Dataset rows
-- BEGIN --

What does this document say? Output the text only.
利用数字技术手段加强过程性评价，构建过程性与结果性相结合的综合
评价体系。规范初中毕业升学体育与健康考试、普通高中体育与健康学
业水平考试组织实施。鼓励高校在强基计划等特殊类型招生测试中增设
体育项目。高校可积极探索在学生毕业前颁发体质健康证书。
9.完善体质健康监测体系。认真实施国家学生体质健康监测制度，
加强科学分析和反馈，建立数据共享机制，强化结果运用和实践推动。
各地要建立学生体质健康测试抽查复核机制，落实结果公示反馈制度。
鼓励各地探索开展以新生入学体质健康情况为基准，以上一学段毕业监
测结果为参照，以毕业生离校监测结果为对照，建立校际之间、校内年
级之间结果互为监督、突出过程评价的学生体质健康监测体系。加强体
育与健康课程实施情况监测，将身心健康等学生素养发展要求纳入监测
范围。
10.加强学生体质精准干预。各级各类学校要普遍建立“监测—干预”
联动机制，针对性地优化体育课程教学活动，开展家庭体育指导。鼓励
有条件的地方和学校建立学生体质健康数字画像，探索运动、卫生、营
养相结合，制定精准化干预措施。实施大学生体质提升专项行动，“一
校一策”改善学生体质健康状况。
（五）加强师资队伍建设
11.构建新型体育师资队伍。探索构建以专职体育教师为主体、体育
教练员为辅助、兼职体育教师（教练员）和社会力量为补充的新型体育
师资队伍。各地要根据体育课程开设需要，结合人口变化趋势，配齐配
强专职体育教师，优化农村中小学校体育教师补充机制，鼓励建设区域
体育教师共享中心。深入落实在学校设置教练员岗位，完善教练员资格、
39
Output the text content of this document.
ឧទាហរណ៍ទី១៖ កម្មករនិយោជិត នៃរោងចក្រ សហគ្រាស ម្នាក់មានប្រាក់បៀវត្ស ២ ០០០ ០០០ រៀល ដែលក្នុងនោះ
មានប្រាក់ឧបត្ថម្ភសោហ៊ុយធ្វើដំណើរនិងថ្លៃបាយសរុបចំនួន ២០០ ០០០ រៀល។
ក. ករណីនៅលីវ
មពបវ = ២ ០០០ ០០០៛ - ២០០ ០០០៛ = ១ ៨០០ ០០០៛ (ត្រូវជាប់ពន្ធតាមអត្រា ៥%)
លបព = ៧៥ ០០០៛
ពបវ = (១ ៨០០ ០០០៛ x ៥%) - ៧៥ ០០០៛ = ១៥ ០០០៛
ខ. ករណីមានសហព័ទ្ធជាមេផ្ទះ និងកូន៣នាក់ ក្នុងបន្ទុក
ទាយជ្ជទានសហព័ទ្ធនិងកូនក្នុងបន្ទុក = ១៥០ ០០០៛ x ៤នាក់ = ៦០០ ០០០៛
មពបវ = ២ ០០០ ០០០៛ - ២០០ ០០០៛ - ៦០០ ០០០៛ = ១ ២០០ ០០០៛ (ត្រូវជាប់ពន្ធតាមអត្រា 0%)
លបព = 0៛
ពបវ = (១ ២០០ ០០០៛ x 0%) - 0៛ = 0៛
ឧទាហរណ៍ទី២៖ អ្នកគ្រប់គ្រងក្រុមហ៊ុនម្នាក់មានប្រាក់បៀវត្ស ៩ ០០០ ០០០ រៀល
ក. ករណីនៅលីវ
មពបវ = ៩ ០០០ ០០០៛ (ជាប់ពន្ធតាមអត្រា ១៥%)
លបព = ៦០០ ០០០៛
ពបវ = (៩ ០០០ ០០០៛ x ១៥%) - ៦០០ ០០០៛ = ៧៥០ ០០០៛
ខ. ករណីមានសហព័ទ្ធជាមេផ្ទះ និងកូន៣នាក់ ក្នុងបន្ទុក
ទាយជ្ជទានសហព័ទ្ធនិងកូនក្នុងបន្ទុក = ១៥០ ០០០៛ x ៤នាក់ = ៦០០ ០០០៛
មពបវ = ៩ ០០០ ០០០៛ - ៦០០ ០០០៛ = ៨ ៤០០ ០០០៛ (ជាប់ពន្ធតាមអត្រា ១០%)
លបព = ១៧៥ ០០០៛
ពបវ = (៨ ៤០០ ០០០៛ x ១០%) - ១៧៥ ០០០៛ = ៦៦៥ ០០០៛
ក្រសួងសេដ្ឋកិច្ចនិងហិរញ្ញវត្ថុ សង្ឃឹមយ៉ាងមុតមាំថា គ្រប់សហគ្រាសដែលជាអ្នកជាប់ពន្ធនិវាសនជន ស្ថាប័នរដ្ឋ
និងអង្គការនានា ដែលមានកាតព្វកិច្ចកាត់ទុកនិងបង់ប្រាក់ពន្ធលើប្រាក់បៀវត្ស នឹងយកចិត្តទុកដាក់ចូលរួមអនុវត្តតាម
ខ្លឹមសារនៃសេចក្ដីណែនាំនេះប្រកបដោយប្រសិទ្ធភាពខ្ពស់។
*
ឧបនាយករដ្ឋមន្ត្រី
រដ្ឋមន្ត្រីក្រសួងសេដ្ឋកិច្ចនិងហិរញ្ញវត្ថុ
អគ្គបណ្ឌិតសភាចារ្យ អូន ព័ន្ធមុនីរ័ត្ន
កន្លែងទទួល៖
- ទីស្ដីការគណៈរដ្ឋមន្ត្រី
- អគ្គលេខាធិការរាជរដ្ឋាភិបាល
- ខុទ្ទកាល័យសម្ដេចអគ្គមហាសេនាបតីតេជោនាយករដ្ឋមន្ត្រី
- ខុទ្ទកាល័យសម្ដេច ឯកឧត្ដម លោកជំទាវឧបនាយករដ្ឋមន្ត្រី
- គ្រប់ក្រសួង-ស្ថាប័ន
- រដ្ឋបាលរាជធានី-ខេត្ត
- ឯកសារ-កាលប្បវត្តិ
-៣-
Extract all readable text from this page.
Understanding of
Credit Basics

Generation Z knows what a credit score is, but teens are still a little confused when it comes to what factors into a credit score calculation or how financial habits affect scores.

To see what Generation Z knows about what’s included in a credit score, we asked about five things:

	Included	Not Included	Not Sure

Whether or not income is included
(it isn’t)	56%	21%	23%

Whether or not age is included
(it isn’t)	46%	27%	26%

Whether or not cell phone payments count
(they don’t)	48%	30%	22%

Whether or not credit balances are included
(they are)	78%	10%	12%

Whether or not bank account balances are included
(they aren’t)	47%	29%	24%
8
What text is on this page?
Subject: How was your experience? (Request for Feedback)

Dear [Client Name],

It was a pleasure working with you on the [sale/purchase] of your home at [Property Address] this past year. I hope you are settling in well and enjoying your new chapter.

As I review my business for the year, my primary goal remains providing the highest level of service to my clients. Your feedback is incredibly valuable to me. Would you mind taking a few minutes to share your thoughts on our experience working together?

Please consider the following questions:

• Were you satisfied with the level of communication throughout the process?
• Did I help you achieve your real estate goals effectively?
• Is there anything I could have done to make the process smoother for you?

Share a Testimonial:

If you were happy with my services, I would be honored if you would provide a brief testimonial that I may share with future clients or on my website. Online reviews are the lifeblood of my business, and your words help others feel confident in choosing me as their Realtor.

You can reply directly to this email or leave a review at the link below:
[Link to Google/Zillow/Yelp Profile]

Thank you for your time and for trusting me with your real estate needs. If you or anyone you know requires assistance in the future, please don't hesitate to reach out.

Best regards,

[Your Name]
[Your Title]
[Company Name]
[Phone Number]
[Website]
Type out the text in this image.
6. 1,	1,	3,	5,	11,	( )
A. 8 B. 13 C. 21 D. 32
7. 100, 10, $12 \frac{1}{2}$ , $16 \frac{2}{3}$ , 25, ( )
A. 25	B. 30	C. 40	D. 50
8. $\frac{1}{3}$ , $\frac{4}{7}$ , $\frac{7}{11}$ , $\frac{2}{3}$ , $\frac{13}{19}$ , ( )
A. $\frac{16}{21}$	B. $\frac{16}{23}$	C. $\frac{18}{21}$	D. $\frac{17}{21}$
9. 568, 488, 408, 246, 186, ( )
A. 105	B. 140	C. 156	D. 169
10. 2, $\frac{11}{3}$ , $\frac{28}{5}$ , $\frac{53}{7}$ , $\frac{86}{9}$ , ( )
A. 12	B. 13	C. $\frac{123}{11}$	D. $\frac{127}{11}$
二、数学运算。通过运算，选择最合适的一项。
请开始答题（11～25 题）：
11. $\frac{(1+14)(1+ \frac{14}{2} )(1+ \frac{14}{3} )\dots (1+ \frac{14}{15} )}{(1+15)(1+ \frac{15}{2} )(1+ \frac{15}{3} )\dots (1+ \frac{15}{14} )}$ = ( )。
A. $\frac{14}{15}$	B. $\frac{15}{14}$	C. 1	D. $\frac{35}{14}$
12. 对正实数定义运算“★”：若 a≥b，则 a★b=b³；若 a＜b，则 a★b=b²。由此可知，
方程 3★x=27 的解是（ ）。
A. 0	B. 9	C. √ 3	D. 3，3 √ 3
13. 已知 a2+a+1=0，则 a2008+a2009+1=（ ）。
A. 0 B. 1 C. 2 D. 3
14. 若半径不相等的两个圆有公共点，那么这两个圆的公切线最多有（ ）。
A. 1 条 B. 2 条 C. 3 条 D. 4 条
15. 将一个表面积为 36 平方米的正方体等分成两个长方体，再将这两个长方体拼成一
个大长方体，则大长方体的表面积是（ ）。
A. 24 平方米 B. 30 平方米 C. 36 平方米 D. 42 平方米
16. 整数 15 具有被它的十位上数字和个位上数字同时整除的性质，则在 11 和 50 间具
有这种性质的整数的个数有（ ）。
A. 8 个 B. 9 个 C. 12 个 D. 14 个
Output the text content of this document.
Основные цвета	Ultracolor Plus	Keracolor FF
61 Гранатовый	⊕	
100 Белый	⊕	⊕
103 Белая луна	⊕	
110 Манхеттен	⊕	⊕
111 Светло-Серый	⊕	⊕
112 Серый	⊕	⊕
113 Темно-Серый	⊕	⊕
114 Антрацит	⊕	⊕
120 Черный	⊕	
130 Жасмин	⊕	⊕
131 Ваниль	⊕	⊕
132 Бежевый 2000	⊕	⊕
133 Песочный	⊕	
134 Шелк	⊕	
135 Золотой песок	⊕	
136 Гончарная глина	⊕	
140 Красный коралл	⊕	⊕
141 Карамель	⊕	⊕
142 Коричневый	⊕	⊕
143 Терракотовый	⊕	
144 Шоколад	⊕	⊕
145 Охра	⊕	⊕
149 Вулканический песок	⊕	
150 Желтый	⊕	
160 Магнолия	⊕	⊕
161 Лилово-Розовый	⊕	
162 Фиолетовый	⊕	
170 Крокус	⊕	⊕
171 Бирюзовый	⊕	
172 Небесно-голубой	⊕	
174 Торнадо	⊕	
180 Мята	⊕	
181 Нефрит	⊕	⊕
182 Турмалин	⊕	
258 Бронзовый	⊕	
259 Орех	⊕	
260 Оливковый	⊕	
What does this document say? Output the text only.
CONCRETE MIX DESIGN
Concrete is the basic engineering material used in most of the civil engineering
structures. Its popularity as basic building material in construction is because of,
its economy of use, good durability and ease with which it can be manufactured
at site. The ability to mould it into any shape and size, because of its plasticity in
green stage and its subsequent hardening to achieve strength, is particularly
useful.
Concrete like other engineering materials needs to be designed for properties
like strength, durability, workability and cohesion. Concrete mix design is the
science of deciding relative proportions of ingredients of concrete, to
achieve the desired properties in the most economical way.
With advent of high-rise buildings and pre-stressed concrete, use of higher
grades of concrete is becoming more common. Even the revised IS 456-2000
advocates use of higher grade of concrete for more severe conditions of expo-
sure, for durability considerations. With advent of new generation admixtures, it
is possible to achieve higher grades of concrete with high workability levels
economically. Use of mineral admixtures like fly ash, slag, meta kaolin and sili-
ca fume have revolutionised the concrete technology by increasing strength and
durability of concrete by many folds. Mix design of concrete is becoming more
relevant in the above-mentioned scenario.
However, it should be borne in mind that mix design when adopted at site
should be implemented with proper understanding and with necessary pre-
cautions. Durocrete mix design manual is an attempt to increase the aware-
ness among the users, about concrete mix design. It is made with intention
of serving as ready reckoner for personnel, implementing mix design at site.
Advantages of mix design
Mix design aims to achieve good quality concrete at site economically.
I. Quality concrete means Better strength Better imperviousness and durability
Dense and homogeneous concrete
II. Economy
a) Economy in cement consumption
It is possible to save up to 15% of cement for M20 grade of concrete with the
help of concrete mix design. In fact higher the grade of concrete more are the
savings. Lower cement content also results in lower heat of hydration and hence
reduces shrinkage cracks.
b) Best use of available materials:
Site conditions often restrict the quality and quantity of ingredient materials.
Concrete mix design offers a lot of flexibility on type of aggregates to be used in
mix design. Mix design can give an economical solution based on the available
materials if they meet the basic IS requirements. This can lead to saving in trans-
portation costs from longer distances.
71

-- END --

# [WRITTEN TASK]
Extract each line from the listing that holds the word "mind".

# [ANSWER FOR THE TASK]
As I review my business for the year, my primary goal remains providing the highest level of service to my clients. Your feedback is incredibly valuable to me. Would you mind taking a few minutes to share your thoughts on our experience working together?
However, it should be borne in mind that mix design when adopted at site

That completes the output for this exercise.